[Rows from a dataset]
---+---

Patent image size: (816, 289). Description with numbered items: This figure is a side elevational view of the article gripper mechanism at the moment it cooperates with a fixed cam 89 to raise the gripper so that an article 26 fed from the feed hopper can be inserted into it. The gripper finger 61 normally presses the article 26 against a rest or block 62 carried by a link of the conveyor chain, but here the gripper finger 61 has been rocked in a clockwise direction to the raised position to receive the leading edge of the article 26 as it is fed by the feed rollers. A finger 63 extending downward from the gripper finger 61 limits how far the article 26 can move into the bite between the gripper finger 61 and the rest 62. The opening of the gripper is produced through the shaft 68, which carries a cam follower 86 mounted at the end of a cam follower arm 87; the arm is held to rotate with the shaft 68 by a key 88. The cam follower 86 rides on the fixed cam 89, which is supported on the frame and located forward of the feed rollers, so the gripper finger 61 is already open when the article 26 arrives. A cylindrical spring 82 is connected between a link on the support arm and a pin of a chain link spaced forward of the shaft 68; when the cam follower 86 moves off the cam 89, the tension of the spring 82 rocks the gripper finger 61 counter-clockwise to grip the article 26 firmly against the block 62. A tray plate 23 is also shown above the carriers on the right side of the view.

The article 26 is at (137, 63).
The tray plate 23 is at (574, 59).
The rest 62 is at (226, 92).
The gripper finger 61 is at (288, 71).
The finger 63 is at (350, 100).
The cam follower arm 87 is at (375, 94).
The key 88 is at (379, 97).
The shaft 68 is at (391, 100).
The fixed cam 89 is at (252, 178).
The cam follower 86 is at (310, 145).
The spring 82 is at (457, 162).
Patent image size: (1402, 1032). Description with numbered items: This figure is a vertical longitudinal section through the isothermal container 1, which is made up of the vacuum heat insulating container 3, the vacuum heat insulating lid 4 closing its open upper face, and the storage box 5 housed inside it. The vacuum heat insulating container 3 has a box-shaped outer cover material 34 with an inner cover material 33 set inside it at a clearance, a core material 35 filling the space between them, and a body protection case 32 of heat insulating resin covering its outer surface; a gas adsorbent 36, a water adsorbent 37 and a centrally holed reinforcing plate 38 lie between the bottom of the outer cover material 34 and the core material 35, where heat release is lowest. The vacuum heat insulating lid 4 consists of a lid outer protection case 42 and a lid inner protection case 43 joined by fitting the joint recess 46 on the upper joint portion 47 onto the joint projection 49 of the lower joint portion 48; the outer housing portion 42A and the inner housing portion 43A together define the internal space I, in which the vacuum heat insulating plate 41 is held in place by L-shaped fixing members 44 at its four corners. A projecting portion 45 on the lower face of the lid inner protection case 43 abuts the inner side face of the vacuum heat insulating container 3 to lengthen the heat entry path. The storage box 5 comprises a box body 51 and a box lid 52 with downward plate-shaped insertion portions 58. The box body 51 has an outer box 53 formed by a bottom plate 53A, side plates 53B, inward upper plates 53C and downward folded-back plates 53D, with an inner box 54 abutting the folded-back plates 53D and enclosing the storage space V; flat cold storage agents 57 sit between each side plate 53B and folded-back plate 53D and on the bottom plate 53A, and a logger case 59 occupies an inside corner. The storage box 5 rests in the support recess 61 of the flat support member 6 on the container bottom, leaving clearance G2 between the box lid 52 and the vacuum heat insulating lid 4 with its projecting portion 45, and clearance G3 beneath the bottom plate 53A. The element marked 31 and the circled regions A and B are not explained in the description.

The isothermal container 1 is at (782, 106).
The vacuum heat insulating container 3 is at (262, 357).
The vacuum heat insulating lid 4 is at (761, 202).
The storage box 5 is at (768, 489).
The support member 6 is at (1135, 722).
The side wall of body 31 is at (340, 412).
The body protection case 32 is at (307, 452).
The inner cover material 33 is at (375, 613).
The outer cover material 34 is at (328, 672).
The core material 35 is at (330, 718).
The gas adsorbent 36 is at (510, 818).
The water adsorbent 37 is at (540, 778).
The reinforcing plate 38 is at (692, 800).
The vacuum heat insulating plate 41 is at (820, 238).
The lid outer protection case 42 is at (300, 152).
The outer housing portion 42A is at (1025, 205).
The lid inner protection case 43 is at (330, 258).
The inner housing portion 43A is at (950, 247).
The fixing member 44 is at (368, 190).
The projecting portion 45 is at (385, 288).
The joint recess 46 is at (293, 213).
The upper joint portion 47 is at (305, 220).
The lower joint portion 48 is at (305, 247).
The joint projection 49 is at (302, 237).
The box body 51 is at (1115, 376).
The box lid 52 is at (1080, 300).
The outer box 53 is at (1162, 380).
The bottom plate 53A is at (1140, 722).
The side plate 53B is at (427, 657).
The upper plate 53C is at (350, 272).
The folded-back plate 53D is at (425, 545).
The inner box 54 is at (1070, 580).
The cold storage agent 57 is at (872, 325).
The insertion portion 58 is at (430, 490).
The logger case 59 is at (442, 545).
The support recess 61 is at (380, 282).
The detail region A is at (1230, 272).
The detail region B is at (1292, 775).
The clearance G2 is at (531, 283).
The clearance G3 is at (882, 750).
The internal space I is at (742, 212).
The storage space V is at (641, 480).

---+---

- [What is required] Retype every row above word for word, changing nothing.

- [Answer below]
Patent image size: (816, 289). Description with numbered items: This figure is a side elevational view of the article gripper mechanism at the moment it cooperates with a fixed cam 89 to raise the gripper so that an article 26 fed from the feed hopper can be inserted into it. The gripper finger 61 normally presses the article 26 against a rest or block 62 carried by a link of the conveyor chain, but here the gripper finger 61 has been rocked in a clockwise direction to the raised position to receive the leading edge of the article 26 as it is fed by the feed rollers. A finger 63 extending downward from the gripper finger 61 limits how far the article 26 can move into the bite between the gripper finger 61 and the rest 62. The opening of the gripper is produced through the shaft 68, which carries a cam follower 86 mounted at the end of a cam follower arm 87; the arm is held to rotate with the shaft 68 by a key 88. The cam follower 86 rides on the fixed cam 89, which is supported on the frame and located forward of the feed rollers, so the gripper finger 61 is already open when the article 26 arrives. A cylindrical spring 82 is connected between a link on the support arm and a pin of a chain link spaced forward of the shaft 68; when the cam follower 86 moves off the cam 89, the tension of the spring 82 rocks the gripper finger 61 counter-clockwise to grip the article 26 firmly against the block 62. A tray plate 23 is also shown above the carriers on the right side of the view.

The article 26 is at (137, 63).
The tray plate 23 is at (574, 59).
The rest 62 is at (226, 92).
The gripper finger 61 is at (288, 71).
The finger 63 is at (350, 100).
The cam follower arm 87 is at (375, 94).
The key 88 is at (379, 97).
The shaft 68 is at (391, 100).
The fixed cam 89 is at (252, 178).
The cam follower 86 is at (310, 145).
The spring 82 is at (457, 162).
Patent image size: (1402, 1032). Description with numbered items: This figure is a vertical longitudinal section through the isothermal container 1, which is made up of the vacuum heat insulating container 3, the vacuum heat insulating lid 4 closing its open upper face, and the storage box 5 housed inside it. The vacuum heat insulating container 3 has a box-shaped outer cover material 34 with an inner cover material 33 set inside it at a clearance, a core material 35 filling the space between them, and a body protection case 32 of heat insulating resin covering its outer surface; a gas adsorbent 36, a water adsorbent 37 and a centrally holed reinforcing plate 38 lie between the bottom of the outer cover material 34 and the core material 35, where heat release is lowest. The vacuum heat insulating lid 4 consists of a lid outer protection case 42 and a lid inner protection case 43 joined by fitting the joint recess 46 on the upper joint portion 47 onto the joint projection 49 of the lower joint portion 48; the outer housing portion 42A and the inner housing portion 43A together define the internal space I, in which the vacuum heat insulating plate 41 is held in place by L-shaped fixing members 44 at its four corners. A projecting portion 45 on the lower face of the lid inner protection case 43 abuts the inner side face of the vacuum heat insulating container 3 to lengthen the heat entry path. The storage box 5 comprises a box body 51 and a box lid 52 with downward plate-shaped insertion portions 58. The box body 51 has an outer box 53 formed by a bottom plate 53A, side plates 53B, inward upper plates 53C and downward folded-back plates 53D, with an inner box 54 abutting the folded-back plates 53D and enclosing the storage space V; flat cold storage agents 57 sit between each side plate 53B and folded-back plate 53D and on the bottom plate 53A, and a logger case 59 occupies an inside corner. The storage box 5 rests in the support recess 61 of the flat support member 6 on the container bottom, leaving clearance G2 between the box lid 52 and the vacuum heat insulating lid 4 with its projecting portion 45, and clearance G3 beneath the bottom plate 53A. The element marked 31 and the circled regions A and B are not explained in the description.

The isothermal container 1 is at (782, 106).
The vacuum heat insulating container 3 is at (262, 357).
The vacuum heat insulating lid 4 is at (761, 202).
The storage box 5 is at (768, 489).
The support member 6 is at (1135, 722).
The side wall of body 31 is at (340, 412).
The body protection case 32 is at (307, 452).
The inner cover material 33 is at (375, 613).
The outer cover material 34 is at (328, 672).
The core material 35 is at (330, 718).
The gas adsorbent 36 is at (510, 818).
The water adsorbent 37 is at (540, 778).
The reinforcing plate 38 is at (692, 800).
The vacuum heat insulating plate 41 is at (820, 238).
The lid outer protection case 42 is at (300, 152).
The outer housing portion 42A is at (1025, 205).
The lid inner protection case 43 is at (330, 258).
The inner housing portion 43A is at (950, 247).
The fixing member 44 is at (368, 190).
The projecting portion 45 is at (385, 288).
The joint recess 46 is at (293, 213).
The upper joint portion 47 is at (305, 220).
The lower joint portion 48 is at (305, 247).
The joint projection 49 is at (302, 237).
The box body 51 is at (1115, 376).
The box lid 52 is at (1080, 300).
The outer box 53 is at (1162, 380).
The bottom plate 53A is at (1140, 722).
The side plate 53B is at (427, 657).
The upper plate 53C is at (350, 272).
The folded-back plate 53D is at (425, 545).
The inner box 54 is at (1070, 580).
The cold storage agent 57 is at (872, 325).
The insertion portion 58 is at (430, 490).
The logger case 59 is at (442, 545).
The support recess 61 is at (380, 282).
The detail region A is at (1230, 272).
The detail region B is at (1292, 775).
The clearance G2 is at (531, 283).
The clearance G3 is at (882, 750).
The internal space I is at (742, 212).
The storage space V is at (641, 480).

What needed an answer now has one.